### Available records
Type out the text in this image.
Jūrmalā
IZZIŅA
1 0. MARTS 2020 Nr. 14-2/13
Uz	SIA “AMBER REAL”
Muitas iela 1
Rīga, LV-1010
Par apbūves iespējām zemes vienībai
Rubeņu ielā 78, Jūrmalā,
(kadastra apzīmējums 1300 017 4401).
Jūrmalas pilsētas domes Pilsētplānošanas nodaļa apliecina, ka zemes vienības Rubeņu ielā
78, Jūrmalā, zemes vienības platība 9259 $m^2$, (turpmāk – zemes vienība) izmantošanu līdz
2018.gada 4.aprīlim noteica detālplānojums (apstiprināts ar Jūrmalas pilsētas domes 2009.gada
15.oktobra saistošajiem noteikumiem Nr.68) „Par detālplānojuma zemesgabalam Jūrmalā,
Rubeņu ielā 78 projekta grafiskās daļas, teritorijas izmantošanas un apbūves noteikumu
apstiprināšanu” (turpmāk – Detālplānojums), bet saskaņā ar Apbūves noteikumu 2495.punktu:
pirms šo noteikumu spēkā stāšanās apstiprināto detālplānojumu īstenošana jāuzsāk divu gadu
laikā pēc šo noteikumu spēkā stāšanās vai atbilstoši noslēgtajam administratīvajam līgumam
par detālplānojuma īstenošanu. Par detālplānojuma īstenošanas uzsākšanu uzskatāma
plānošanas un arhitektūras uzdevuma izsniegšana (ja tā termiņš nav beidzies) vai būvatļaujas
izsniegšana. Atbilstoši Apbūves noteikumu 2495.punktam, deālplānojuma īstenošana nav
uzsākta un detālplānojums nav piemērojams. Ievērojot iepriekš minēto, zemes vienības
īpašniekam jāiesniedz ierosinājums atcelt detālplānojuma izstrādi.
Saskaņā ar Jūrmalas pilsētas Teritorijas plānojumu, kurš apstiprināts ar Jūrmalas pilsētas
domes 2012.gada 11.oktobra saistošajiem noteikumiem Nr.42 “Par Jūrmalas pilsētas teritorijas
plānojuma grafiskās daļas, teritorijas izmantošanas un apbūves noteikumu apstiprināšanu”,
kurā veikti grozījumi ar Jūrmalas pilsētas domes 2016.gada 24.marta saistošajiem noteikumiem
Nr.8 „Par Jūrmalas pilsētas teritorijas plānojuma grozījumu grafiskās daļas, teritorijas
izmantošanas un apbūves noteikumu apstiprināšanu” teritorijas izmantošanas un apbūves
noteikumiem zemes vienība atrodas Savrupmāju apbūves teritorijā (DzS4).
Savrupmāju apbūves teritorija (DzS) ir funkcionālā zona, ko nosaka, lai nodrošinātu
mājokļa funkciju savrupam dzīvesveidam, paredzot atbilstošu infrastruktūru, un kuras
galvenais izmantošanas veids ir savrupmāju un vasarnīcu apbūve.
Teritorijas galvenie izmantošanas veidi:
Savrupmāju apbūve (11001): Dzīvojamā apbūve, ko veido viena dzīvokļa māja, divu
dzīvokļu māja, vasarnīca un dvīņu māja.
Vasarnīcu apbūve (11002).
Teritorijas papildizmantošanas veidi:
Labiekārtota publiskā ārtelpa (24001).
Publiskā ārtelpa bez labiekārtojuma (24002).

### Task statement
Make a list of all lines in the data that contain "Jūrmalā".

### The result
Jūrmalā
Rubeņu ielā 78, Jūrmalā,
78, Jūrmalā, zemes vienības platība 9259 $m^2$, (turpmāk – zemes vienība) izmantošanu līdz
15.oktobra saistošajiem noteikumiem Nr.68) „Par detālplānojuma zemesgabalam Jūrmalā,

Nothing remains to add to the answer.